#### WHAT THE TASK REQUIRES
Repeat every entry exactly as given.

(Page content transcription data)
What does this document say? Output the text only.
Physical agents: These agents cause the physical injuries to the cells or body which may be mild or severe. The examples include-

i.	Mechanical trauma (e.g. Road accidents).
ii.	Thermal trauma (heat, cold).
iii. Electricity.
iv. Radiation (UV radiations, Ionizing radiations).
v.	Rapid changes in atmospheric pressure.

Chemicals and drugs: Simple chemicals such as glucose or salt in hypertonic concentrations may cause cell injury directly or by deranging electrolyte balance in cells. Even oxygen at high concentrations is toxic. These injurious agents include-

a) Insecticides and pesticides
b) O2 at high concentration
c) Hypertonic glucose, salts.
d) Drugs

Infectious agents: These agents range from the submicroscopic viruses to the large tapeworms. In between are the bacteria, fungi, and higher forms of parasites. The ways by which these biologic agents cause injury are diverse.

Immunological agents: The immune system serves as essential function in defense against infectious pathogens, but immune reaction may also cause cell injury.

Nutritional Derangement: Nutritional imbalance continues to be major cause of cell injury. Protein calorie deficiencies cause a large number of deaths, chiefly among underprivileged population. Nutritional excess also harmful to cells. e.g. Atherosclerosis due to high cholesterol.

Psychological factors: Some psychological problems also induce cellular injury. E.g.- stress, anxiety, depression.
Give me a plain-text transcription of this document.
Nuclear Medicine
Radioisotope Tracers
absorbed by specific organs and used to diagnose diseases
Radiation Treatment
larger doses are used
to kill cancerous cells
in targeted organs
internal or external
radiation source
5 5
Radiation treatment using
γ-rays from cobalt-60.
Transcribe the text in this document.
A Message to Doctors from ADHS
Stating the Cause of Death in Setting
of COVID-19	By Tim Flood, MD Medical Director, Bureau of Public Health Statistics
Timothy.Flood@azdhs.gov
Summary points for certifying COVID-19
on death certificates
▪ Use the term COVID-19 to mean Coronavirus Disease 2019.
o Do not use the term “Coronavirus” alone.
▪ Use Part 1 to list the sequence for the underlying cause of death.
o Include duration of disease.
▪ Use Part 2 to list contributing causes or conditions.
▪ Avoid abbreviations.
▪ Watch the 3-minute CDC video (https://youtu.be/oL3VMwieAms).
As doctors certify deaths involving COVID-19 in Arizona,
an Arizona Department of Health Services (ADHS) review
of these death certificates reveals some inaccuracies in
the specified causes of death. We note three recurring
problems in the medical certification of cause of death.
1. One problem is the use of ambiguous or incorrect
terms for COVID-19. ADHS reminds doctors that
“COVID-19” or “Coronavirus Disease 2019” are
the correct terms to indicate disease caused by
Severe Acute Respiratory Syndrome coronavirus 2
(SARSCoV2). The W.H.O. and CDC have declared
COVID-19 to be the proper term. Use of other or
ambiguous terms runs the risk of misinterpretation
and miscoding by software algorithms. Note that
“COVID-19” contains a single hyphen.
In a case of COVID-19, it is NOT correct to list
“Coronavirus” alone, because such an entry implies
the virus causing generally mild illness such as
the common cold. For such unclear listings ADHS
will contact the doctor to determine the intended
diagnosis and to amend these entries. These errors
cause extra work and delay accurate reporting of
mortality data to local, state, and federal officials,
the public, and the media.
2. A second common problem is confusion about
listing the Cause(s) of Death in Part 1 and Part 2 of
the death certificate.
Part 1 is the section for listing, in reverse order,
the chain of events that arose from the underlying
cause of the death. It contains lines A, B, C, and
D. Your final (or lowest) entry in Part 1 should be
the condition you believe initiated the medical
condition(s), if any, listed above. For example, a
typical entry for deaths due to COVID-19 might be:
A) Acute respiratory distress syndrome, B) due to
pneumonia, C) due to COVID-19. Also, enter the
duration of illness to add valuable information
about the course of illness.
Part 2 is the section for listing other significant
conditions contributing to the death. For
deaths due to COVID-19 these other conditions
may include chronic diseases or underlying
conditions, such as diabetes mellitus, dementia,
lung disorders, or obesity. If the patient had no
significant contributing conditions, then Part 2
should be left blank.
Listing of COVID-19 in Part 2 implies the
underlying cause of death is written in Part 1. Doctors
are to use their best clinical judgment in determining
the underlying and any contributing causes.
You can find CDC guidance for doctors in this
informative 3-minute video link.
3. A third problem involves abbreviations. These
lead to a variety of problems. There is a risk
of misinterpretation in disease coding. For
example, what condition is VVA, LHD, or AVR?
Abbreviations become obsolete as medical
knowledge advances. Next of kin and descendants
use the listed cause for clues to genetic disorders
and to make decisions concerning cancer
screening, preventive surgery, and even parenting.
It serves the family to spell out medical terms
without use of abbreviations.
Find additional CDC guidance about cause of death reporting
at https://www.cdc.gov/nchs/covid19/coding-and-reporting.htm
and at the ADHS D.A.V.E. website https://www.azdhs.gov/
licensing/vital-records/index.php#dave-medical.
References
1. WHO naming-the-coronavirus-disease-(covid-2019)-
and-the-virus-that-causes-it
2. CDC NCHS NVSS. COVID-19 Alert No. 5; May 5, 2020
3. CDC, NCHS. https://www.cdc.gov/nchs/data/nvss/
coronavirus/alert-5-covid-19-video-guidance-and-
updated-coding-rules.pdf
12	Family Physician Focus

#### ANSWER SPACE
What does this document say? Output the text only.
Physical agents: These agents cause the physical injuries to the cells or body which may be mild or severe. The examples include-

i.	Mechanical trauma (e.g. Road accidents).
ii.	Thermal trauma (heat, cold).
iii. Electricity.
iv. Radiation (UV radiations, Ionizing radiations).
v.	Rapid changes in atmospheric pressure.

Chemicals and drugs: Simple chemicals such as glucose or salt in hypertonic concentrations may cause cell injury directly or by deranging electrolyte balance in cells. Even oxygen at high concentrations is toxic. These injurious agents include-

a) Insecticides and pesticides
b) O2 at high concentration
c) Hypertonic glucose, salts.
d) Drugs

Infectious agents: These agents range from the submicroscopic viruses to the large tapeworms. In between are the bacteria, fungi, and higher forms of parasites. The ways by which these biologic agents cause injury are diverse.

Immunological agents: The immune system serves as essential function in defense against infectious pathogens, but immune reaction may also cause cell injury.

Nutritional Derangement: Nutritional imbalance continues to be major cause of cell injury. Protein calorie deficiencies cause a large number of deaths, chiefly among underprivileged population. Nutritional excess also harmful to cells. e.g. Atherosclerosis due to high cholesterol.

Psychological factors: Some psychological problems also induce cellular injury. E.g.- stress, anxiety, depression.
Give me a plain-text transcription of this document.
Nuclear Medicine
Radioisotope Tracers
absorbed by specific organs and used to diagnose diseases
Radiation Treatment
larger doses are used
to kill cancerous cells
in targeted organs
internal or external
radiation source
5 5
Radiation treatment using
γ-rays from cobalt-60.
Transcribe the text in this document.
A Message to Doctors from ADHS
Stating the Cause of Death in Setting
of COVID-19	By Tim Flood, MD Medical Director, Bureau of Public Health Statistics
Timothy.Flood@azdhs.gov
Summary points for certifying COVID-19
on death certificates
▪ Use the term COVID-19 to mean Coronavirus Disease 2019.
o Do not use the term “Coronavirus” alone.
▪ Use Part 1 to list the sequence for the underlying cause of death.
o Include duration of disease.
▪ Use Part 2 to list contributing causes or conditions.
▪ Avoid abbreviations.
▪ Watch the 3-minute CDC video (https://youtu.be/oL3VMwieAms).
As doctors certify deaths involving COVID-19 in Arizona,
an Arizona Department of Health Services (ADHS) review
of these death certificates reveals some inaccuracies in
the specified causes of death. We note three recurring
problems in the medical certification of cause of death.
1. One problem is the use of ambiguous or incorrect
terms for COVID-19. ADHS reminds doctors that
“COVID-19” or “Coronavirus Disease 2019” are
the correct terms to indicate disease caused by
Severe Acute Respiratory Syndrome coronavirus 2
(SARSCoV2). The W.H.O. and CDC have declared
COVID-19 to be the proper term. Use of other or
ambiguous terms runs the risk of misinterpretation
and miscoding by software algorithms. Note that
“COVID-19” contains a single hyphen.
In a case of COVID-19, it is NOT correct to list
“Coronavirus” alone, because such an entry implies
the virus causing generally mild illness such as
the common cold. For such unclear listings ADHS
will contact the doctor to determine the intended
diagnosis and to amend these entries. These errors
cause extra work and delay accurate reporting of
mortality data to local, state, and federal officials,
the public, and the media.
2. A second common problem is confusion about
listing the Cause(s) of Death in Part 1 and Part 2 of
the death certificate.
Part 1 is the section for listing, in reverse order,
the chain of events that arose from the underlying
cause of the death. It contains lines A, B, C, and
D. Your final (or lowest) entry in Part 1 should be
the condition you believe initiated the medical
condition(s), if any, listed above. For example, a
typical entry for deaths due to COVID-19 might be:
A) Acute respiratory distress syndrome, B) due to
pneumonia, C) due to COVID-19. Also, enter the
duration of illness to add valuable information
about the course of illness.
Part 2 is the section for listing other significant
conditions contributing to the death. For
deaths due to COVID-19 these other conditions
may include chronic diseases or underlying
conditions, such as diabetes mellitus, dementia,
lung disorders, or obesity. If the patient had no
significant contributing conditions, then Part 2
should be left blank.
Listing of COVID-19 in Part 2 implies the
underlying cause of death is written in Part 1. Doctors
are to use their best clinical judgment in determining
the underlying and any contributing causes.
You can find CDC guidance for doctors in this
informative 3-minute video link.
3. A third problem involves abbreviations. These
lead to a variety of problems. There is a risk
of misinterpretation in disease coding. For
example, what condition is VVA, LHD, or AVR?
Abbreviations become obsolete as medical
knowledge advances. Next of kin and descendants
use the listed cause for clues to genetic disorders
and to make decisions concerning cancer
screening, preventive surgery, and even parenting.
It serves the family to spell out medical terms
without use of abbreviations.
Find additional CDC guidance about cause of death reporting
at https://www.cdc.gov/nchs/covid19/coding-and-reporting.htm
and at the ADHS D.A.V.E. website https://www.azdhs.gov/
licensing/vital-records/index.php#dave-medical.
References
1. WHO naming-the-coronavirus-disease-(covid-2019)-
and-the-virus-that-causes-it
2. CDC NCHS NVSS. COVID-19 Alert No. 5; May 5, 2020
3. CDC, NCHS. https://www.cdc.gov/nchs/data/nvss/
coronavirus/alert-5-covid-19-video-guidance-and-
updated-coding-rules.pdf
12	Family Physician Focus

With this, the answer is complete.